— Data listing —
::::::::
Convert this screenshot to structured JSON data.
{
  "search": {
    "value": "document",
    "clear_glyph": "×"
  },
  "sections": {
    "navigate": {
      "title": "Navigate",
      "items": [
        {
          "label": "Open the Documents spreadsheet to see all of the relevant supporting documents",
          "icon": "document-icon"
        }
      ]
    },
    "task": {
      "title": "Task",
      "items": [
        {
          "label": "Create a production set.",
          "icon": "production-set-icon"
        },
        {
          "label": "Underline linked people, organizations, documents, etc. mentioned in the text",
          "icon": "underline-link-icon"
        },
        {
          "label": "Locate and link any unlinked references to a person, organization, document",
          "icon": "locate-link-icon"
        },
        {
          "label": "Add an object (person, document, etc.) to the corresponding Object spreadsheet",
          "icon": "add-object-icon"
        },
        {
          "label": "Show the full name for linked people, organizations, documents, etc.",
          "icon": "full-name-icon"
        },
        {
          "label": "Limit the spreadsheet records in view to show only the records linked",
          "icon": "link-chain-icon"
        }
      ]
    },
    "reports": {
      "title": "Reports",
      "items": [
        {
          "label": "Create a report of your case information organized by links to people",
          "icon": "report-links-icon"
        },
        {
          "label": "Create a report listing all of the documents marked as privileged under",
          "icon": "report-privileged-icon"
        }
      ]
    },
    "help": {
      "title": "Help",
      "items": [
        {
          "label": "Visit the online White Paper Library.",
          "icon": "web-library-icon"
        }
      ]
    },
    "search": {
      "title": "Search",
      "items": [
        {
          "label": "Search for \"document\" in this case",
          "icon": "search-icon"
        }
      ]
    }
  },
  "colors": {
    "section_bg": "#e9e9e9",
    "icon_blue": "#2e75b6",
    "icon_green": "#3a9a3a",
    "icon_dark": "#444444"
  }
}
::::::::
— Goal —
Each record should come back exactly as written.

— Exercise output —
Convert this screenshot to structured JSON data.
{
  "search": {
    "value": "document",
    "clear_glyph": "×"
  },
  "sections": {
    "navigate": {
      "title": "Navigate",
      "items": [
        {
          "label": "Open the Documents spreadsheet to see all of the relevant supporting documents",
          "icon": "document-icon"
        }
      ]
    },
    "task": {
      "title": "Task",
      "items": [
        {
          "label": "Create a production set.",
          "icon": "production-set-icon"
        },
        {
          "label": "Underline linked people, organizations, documents, etc. mentioned in the text",
          "icon": "underline-link-icon"
        },
        {
          "label": "Locate and link any unlinked references to a person, organization, document",
          "icon": "locate-link-icon"
        },
        {
          "label": "Add an object (person, document, etc.) to the corresponding Object spreadsheet",
          "icon": "add-object-icon"
        },
        {
          "label": "Show the full name for linked people, organizations, documents, etc.",
          "icon": "full-name-icon"
        },
        {
          "label": "Limit the spreadsheet records in view to show only the records linked",
          "icon": "link-chain-icon"
        }
      ]
    },
    "reports": {
      "title": "Reports",
      "items": [
        {
          "label": "Create a report of your case information organized by links to people",
          "icon": "report-links-icon"
        },
        {
          "label": "Create a report listing all of the documents marked as privileged under",
          "icon": "report-privileged-icon"
        }
      ]
    },
    "help": {
      "title": "Help",
      "items": [
        {
          "label": "Visit the online White Paper Library.",
          "icon": "web-library-icon"
        }
      ]
    },
    "search": {
      "title": "Search",
      "items": [
        {
          "label": "Search for \"document\" in this case",
          "icon": "search-icon"
        }
      ]
    }
  },
  "colors": {
    "section_bg": "#e9e9e9",
    "icon_blue": "#2e75b6",
    "icon_green": "#3a9a3a",
    "icon_dark": "#444444"
  }
}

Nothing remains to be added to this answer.